- Prompt -
Set down every record once more, exactly as given.

Dataset items:
○ ○ ○ ○ ○ ○ ○

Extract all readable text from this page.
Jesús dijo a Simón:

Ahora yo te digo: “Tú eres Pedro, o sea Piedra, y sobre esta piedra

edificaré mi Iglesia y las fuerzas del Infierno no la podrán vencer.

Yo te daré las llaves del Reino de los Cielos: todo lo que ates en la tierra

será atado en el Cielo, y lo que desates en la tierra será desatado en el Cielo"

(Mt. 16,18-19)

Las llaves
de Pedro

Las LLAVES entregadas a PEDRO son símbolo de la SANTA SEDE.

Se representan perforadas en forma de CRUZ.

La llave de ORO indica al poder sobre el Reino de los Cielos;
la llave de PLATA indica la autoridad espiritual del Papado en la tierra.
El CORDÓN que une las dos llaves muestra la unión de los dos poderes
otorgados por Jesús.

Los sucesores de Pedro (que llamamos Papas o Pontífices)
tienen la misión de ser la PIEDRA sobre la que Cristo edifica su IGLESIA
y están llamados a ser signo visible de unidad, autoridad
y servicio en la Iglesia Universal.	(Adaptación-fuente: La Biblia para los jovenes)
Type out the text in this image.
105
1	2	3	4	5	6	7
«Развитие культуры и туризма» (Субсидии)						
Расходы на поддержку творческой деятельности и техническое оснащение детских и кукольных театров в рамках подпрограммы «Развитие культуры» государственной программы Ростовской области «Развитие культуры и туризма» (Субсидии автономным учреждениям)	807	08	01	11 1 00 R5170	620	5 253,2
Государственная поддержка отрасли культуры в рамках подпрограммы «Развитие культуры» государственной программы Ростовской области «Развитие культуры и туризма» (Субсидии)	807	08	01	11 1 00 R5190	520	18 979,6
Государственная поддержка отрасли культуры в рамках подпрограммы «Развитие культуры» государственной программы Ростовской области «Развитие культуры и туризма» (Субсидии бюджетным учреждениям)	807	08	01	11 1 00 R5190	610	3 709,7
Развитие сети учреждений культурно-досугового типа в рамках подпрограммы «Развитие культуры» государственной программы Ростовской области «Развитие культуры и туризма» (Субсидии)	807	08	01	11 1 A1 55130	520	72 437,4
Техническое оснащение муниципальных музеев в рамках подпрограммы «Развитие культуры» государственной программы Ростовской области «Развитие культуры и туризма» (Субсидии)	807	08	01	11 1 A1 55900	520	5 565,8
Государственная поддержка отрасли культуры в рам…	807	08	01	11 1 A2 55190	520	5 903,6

○ ○ ○ ○ ○ ○ ○

- Solution to the problem -
Extract all readable text from this page.
Jesús dijo a Simón:

Ahora yo te digo: “Tú eres Pedro, o sea Piedra, y sobre esta piedra

edificaré mi Iglesia y las fuerzas del Infierno no la podrán vencer.

Yo te daré las llaves del Reino de los Cielos: todo lo que ates en la tierra

será atado en el Cielo, y lo que desates en la tierra será desatado en el Cielo"

(Mt. 16,18-19)

Las llaves
de Pedro

Las LLAVES entregadas a PEDRO son símbolo de la SANTA SEDE.

Se representan perforadas en forma de CRUZ.

La llave de ORO indica al poder sobre el Reino de los Cielos;
la llave de PLATA indica la autoridad espiritual del Papado en la tierra.
El CORDÓN que une las dos llaves muestra la unión de los dos poderes
otorgados por Jesús.

Los sucesores de Pedro (que llamamos Papas o Pontífices)
tienen la misión de ser la PIEDRA sobre la que Cristo edifica su IGLESIA
y están llamados a ser signo visible de unidad, autoridad
y servicio en la Iglesia Universal.	(Adaptación-fuente: La Biblia para los jovenes)
Type out the text in this image.
105
1	2	3	4	5	6	7
«Развитие культуры и туризма» (Субсидии)						
Расходы на поддержку творческой деятельности и техническое оснащение детских и кукольных театров в рамках подпрограммы «Развитие культуры» государственной программы Ростовской области «Развитие культуры и туризма» (Субсидии автономным учреждениям)	807	08	01	11 1 00 R5170	620	5 253,2
Государственная поддержка отрасли культуры в рамках подпрограммы «Развитие культуры» государственной программы Ростовской области «Развитие культуры и туризма» (Субсидии)	807	08	01	11 1 00 R5190	520	18 979,6
Государственная поддержка отрасли культуры в рамках подпрограммы «Развитие культуры» государственной программы Ростовской области «Развитие культуры и туризма» (Субсидии бюджетным учреждениям)	807	08	01	11 1 00 R5190	610	3 709,7
Развитие сети учреждений культурно-досугового типа в рамках подпрограммы «Развитие культуры» государственной программы Ростовской области «Развитие культуры и туризма» (Субсидии)	807	08	01	11 1 A1 55130	520	72 437,4
Техническое оснащение муниципальных музеев в рамках подпрограммы «Развитие культуры» государственной программы Ростовской области «Развитие культуры и туризма» (Субсидии)	807	08	01	11 1 A1 55900	520	5 565,8
Государственная поддержка отрасли культуры в рам…	807	08	01	11 1 A2 55190	520	5 903,6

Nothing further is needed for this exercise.